**Task:**
In this exercise, return the whole listing exactly, excluding any images.

Dataset entries on figures:
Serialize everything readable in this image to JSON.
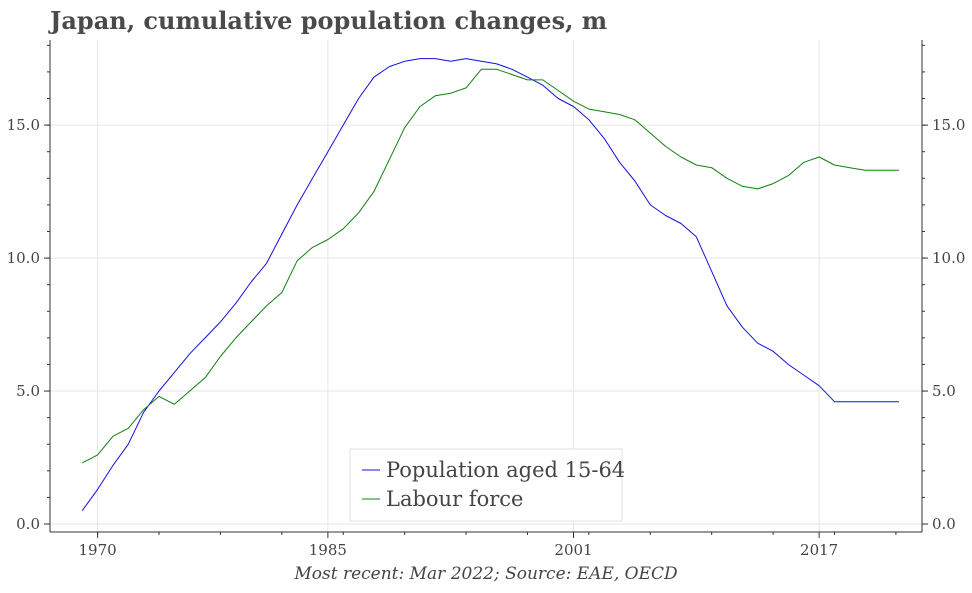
{
  "title": "Japan, cumulative population changes, m",
  "caption": "Most recent: Mar 2022; Source: EAE, OECD",
  "colors": {
    "population": "#1010e0",
    "labour": "#108010",
    "grid": "#e6e6e6",
    "axis": "#333333",
    "text": "#444444"
  },
  "chart_data": {
    "type": "line",
    "title": "Japan, cumulative population changes, m",
    "xlabel": "",
    "ylabel": "",
    "xlim": [
      1966.9,
      2023.7
    ],
    "ylim": [
      -0.3,
      18.2
    ],
    "x_ticks": [
      1970,
      1985,
      2001,
      2017
    ],
    "x_tick_labels": [
      "1970",
      "1985",
      "2001",
      "2017"
    ],
    "y_ticks": [
      0,
      5,
      10,
      15
    ],
    "y_tick_labels": [
      "0.0",
      "5.0",
      "10.0",
      "15.0"
    ],
    "right_axis_duplicate": true,
    "grid": true,
    "legend_position": "bottom-center",
    "series": [
      {
        "name": "Population aged 15-64",
        "color": "#1010e0",
        "x": [
          1969.0,
          1970.0,
          1971.0,
          1972.0,
          1973.0,
          1974.0,
          1975.0,
          1976.0,
          1977.0,
          1978.0,
          1979.0,
          1980.0,
          1981.0,
          1982.0,
          1983.0,
          1984.0,
          1985.0,
          1986.0,
          1987.0,
          1988.0,
          1989.0,
          1990.0,
          1991.0,
          1992.0,
          1993.0,
          1994.0,
          1995.0,
          1996.0,
          1997.0,
          1998.0,
          1999.0,
          2000.0,
          2001.0,
          2002.0,
          2003.0,
          2004.0,
          2005.0,
          2006.0,
          2007.0,
          2008.0,
          2009.0,
          2010.0,
          2011.0,
          2012.0,
          2013.0,
          2014.0,
          2015.0,
          2016.0,
          2017.0,
          2018.0,
          2019.0,
          2020.0,
          2021.0,
          2022.2
        ],
        "y": [
          0.5,
          1.3,
          2.2,
          3.0,
          4.2,
          5.0,
          5.7,
          6.4,
          7.0,
          7.6,
          8.3,
          9.1,
          9.8,
          10.9,
          12.0,
          13.0,
          14.0,
          15.0,
          16.0,
          16.8,
          17.2,
          17.4,
          17.5,
          17.5,
          17.4,
          17.5,
          17.4,
          17.3,
          17.1,
          16.8,
          16.5,
          16.0,
          15.7,
          15.2,
          14.5,
          13.6,
          12.9,
          12.0,
          11.6,
          11.3,
          10.8,
          9.5,
          8.2,
          7.4,
          6.8,
          6.5,
          6.0,
          5.6,
          5.2,
          4.6,
          4.6,
          4.6,
          4.6,
          4.6
        ]
      },
      {
        "name": "Labour force",
        "color": "#108010",
        "x": [
          1969.0,
          1970.0,
          1971.0,
          1972.0,
          1973.0,
          1974.0,
          1975.0,
          1976.0,
          1977.0,
          1978.0,
          1979.0,
          1980.0,
          1981.0,
          1982.0,
          1983.0,
          1984.0,
          1985.0,
          1986.0,
          1987.0,
          1988.0,
          1989.0,
          1990.0,
          1991.0,
          1992.0,
          1993.0,
          1994.0,
          1995.0,
          1996.0,
          1997.0,
          1998.0,
          1999.0,
          2000.0,
          2001.0,
          2002.0,
          2003.0,
          2004.0,
          2005.0,
          2006.0,
          2007.0,
          2008.0,
          2009.0,
          2010.0,
          2011.0,
          2012.0,
          2013.0,
          2014.0,
          2015.0,
          2016.0,
          2017.0,
          2018.0,
          2019.0,
          2020.0,
          2021.0,
          2022.2
        ],
        "y": [
          2.3,
          2.6,
          3.3,
          3.6,
          4.3,
          4.8,
          4.5,
          5.0,
          5.5,
          6.3,
          7.0,
          7.6,
          8.2,
          8.7,
          9.9,
          10.4,
          10.7,
          11.1,
          11.7,
          12.5,
          13.7,
          14.9,
          15.7,
          16.1,
          16.2,
          16.4,
          17.1,
          17.1,
          16.9,
          16.7,
          16.7,
          16.3,
          15.9,
          15.6,
          15.5,
          15.4,
          15.2,
          14.7,
          14.2,
          13.8,
          13.5,
          13.4,
          13.0,
          12.7,
          12.6,
          12.8,
          13.1,
          13.6,
          13.8,
          13.5,
          13.4,
          13.3,
          13.3,
          13.3
        ]
      }
    ]
  }
}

**Solved exercise:**
Serialize everything readable in this image to JSON.
{
  "title": "Japan, cumulative population changes, m",
  "caption": "Most recent: Mar 2022; Source: EAE, OECD",
  "colors": {
    "population": "#1010e0",
    "labour": "#108010",
    "grid": "#e6e6e6",
    "axis": "#333333",
    "text": "#444444"
  },
  "chart_data": {
    "type": "line",
    "title": "Japan, cumulative population changes, m",
    "xlabel": "",
    "ylabel": "",
    "xlim": [
      1966.9,
      2023.7
    ],
    "ylim": [
      -0.3,
      18.2
    ],
    "x_ticks": [
      1970,
      1985,
      2001,
      2017
    ],
    "x_tick_labels": [
      "1970",
      "1985",
      "2001",
      "2017"
    ],
    "y_ticks": [
      0,
      5,
      10,
      15
    ],
    "y_tick_labels": [
      "0.0",
      "5.0",
      "10.0",
      "15.0"
    ],
    "right_axis_duplicate": true,
    "grid": true,
    "legend_position": "bottom-center",
    "series": [
      {
        "name": "Population aged 15-64",
        "color": "#1010e0",
        "x": [
          1969.0,
          1970.0,
          1971.0,
          1972.0,
          1973.0,
          1974.0,
          1975.0,
          1976.0,
          1977.0,
          1978.0,
          1979.0,
          1980.0,
          1981.0,
          1982.0,
          1983.0,
          1984.0,
          1985.0,
          1986.0,
          1987.0,
          1988.0,
          1989.0,
          1990.0,
          1991.0,
          1992.0,
          1993.0,
          1994.0,
          1995.0,
          1996.0,
          1997.0,
          1998.0,
          1999.0,
          2000.0,
          2001.0,
          2002.0,
          2003.0,
          2004.0,
          2005.0,
          2006.0,
          2007.0,
          2008.0,
          2009.0,
          2010.0,
          2011.0,
          2012.0,
          2013.0,
          2014.0,
          2015.0,
          2016.0,
          2017.0,
          2018.0,
          2019.0,
          2020.0,
          2021.0,
          2022.2
        ],
        "y": [
          0.5,
          1.3,
          2.2,
          3.0,
          4.2,
          5.0,
          5.7,
          6.4,
          7.0,
          7.6,
          8.3,
          9.1,
          9.8,
          10.9,
          12.0,
          13.0,
          14.0,
          15.0,
          16.0,
          16.8,
          17.2,
          17.4,
          17.5,
          17.5,
          17.4,
          17.5,
          17.4,
          17.3,
          17.1,
          16.8,
          16.5,
          16.0,
          15.7,
          15.2,
          14.5,
          13.6,
          12.9,
          12.0,
          11.6,
          11.3,
          10.8,
          9.5,
          8.2,
          7.4,
          6.8,
          6.5,
          6.0,
          5.6,
          5.2,
          4.6,
          4.6,
          4.6,
          4.6,
          4.6
        ]
      },
      {
        "name": "Labour force",
        "color": "#108010",
        "x": [
          1969.0,
          1970.0,
          1971.0,
          1972.0,
          1973.0,
          1974.0,
          1975.0,
          1976.0,
          1977.0,
          1978.0,
          1979.0,
          1980.0,
          1981.0,
          1982.0,
          1983.0,
          1984.0,
          1985.0,
          1986.0,
          1987.0,
          1988.0,
          1989.0,
          1990.0,
          1991.0,
          1992.0,
          1993.0,
          1994.0,
          1995.0,
          1996.0,
          1997.0,
          1998.0,
          1999.0,
          2000.0,
          2001.0,
          2002.0,
          2003.0,
          2004.0,
          2005.0,
          2006.0,
          2007.0,
          2008.0,
          2009.0,
          2010.0,
          2011.0,
          2012.0,
          2013.0,
          2014.0,
          2015.0,
          2016.0,
          2017.0,
          2018.0,
          2019.0,
          2020.0,
          2021.0,
          2022.2
        ],
        "y": [
          2.3,
          2.6,
          3.3,
          3.6,
          4.3,
          4.8,
          4.5,
          5.0,
          5.5,
          6.3,
          7.0,
          7.6,
          8.2,
          8.7,
          9.9,
          10.4,
          10.7,
          11.1,
          11.7,
          12.5,
          13.7,
          14.9,
          15.7,
          16.1,
          16.2,
          16.4,
          17.1,
          17.1,
          16.9,
          16.7,
          16.7,
          16.3,
          15.9,
          15.6,
          15.5,
          15.4,
          15.2,
          14.7,
          14.2,
          13.8,
          13.5,
          13.4,
          13.0,
          12.7,
          12.6,
          12.8,
          13.1,
          13.6,
          13.8,
          13.5,
          13.4,
          13.3,
          13.3,
          13.3
        ]
      }
    ]
  }
}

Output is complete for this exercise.